> **EXCERPTED PASSAGE**
____________________
3. Innate Immune Response Flashcards
What are the 4 main components of the innate immune response?
1- Complement, phagocytosis and cytokine/chemokine production
- Vasodilation/vascular permeability… neutrophils and monocytes
- Fever (via hypothalamus) and acute phase response (via liver)
- Local inflammation (rubor, calor, dolor and tumor)
What is the function of monocytes?
Present in blood, recruited at infection site and differentiate into macrophages
What is the function of macrophages?
Present in all organs.
- phagocytosis (ingest and destroy pathogens)
- antigen-presenting cells (to T cells) - activate adaptive immunity
- produce cytokines/chemokines - activate inflammation
What is the function of neutrophils?
Present in blood (increased during infection), phagocytose pyogenic bacteria (eg S. aureus and Strep. pyogenes)
How are neutrophils recruited? What happens to them after phagocytosis?
- Recruited by chemokines to infection site.
- Die after phagocytosis, forming pus.
What is the function of basophils/mast cells?
Early regulators of inflammation via vasomodulation.
Important in allergic responses.
What is the function of eosinophils?
Defence against multi-cellular parasites (worms)
What is the function of natural killer cells?
Kills abnormal host cells (virus-infected or malignant)
____________________
> **PROBLEM A**
List every cell type whose function the innate immune response flashcards ask about.
> **PROBLEM B**
Write the next few cards of the innate immune response flashcards, starting after the natural killer cell card.
____________________
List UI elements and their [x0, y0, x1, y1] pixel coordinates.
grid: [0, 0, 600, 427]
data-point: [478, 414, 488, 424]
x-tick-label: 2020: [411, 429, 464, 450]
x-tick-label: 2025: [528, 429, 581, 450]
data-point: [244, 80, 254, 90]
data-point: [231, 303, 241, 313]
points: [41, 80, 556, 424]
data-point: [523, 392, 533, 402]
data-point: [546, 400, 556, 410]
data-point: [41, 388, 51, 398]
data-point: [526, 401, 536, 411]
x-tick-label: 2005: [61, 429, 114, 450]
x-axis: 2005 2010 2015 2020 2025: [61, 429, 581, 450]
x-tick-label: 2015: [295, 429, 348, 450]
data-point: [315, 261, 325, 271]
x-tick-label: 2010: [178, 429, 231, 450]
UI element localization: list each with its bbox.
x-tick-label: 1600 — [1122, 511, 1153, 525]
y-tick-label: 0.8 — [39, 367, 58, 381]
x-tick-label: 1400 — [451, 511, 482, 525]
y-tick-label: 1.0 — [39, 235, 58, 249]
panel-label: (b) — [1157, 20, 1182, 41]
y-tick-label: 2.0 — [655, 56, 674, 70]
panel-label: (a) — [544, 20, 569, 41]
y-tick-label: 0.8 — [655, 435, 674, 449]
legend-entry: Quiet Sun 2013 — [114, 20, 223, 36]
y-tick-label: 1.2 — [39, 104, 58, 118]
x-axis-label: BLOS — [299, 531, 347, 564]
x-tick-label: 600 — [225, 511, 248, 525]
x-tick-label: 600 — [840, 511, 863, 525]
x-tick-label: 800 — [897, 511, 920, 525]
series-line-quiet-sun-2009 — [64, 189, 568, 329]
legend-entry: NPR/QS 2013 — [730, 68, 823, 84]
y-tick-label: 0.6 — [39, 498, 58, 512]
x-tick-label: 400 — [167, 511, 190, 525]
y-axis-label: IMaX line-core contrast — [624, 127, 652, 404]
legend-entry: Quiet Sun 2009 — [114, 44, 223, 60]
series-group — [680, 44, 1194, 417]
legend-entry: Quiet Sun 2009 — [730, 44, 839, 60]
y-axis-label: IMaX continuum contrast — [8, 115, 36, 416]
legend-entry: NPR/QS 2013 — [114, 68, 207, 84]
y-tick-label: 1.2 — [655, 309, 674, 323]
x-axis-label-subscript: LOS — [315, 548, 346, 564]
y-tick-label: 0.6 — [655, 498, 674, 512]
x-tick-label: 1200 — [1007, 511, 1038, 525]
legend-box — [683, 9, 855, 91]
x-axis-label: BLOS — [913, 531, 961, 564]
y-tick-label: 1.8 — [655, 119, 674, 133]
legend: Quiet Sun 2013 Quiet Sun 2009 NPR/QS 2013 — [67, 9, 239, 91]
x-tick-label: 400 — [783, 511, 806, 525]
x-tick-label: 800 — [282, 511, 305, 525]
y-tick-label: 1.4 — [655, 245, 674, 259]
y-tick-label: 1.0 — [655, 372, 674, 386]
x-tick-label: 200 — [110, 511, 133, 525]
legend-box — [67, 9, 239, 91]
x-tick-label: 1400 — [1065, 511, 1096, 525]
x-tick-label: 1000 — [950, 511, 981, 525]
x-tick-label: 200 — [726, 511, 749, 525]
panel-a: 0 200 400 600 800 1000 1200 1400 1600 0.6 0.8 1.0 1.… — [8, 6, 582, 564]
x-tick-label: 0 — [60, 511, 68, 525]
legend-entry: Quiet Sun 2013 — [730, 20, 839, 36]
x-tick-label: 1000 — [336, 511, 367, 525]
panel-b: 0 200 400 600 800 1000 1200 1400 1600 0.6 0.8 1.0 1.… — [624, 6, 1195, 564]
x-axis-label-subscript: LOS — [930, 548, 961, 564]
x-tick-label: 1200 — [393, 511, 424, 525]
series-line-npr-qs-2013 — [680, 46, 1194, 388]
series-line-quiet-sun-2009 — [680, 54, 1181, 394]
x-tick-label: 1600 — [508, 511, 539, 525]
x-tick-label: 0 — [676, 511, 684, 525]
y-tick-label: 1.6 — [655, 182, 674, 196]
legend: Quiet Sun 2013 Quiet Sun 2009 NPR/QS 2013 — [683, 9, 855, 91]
____________________
> **ANSWER BOX A**
Monocytes, macrophages, neutrophils, basophils/mast cells, eosinophils, natural killer cells

> **ANSWER BOX B**
What is the function of dendritic cells?
Present microbial antigens to T cells - activate adaptive immune system
How are pathogens recognised by the innate immune system?
- Recognition of microbial PAMPs (pathogen-associated molecular patterns) by phagocytic PRRs (pathogen recognition receptor)
- Pathogen opsonisation - enhances recognition and attachment of phagocytes
Give examples of PAMPs and their associated PRR.
Gram-negative bacteria:
- lipopolysaccharide (TLR4)
- lipoproteins and lipopeptides (TLR2)
Gram-positive bacteria:
- peptidoglycan (TLR)
- lipoteichoic acids (TLR4)
All mycobacteria:
- lipoarabinomannan (TLR2)
- mannose-rich glycans (TLR2)
Bacterial flagella:
- flagellin (TLR5)
What are the 2 main types of PRR?
- Toll-like receptors - on phagocyte surface (bacterial recognition)
- Nod-like receptors - intracellular (viral recognition)
Name examples of opsonins.
- Complement proteins (C3b, C4b)
- Antibodies (IgG, IgM)
- Acute phase proteins (CRP, MBL)
Which type of bacteria particularly require opsonisation to be cleared?
Encapsulated bacteria such as N. meningitidis, Strep. pneumoniae and H. influenza B.
(capsule prevents easy recognition by phagocytes)
Describe the steps involved in phagocytosis.
- chemotaxis and adherence of MO to phagocyte.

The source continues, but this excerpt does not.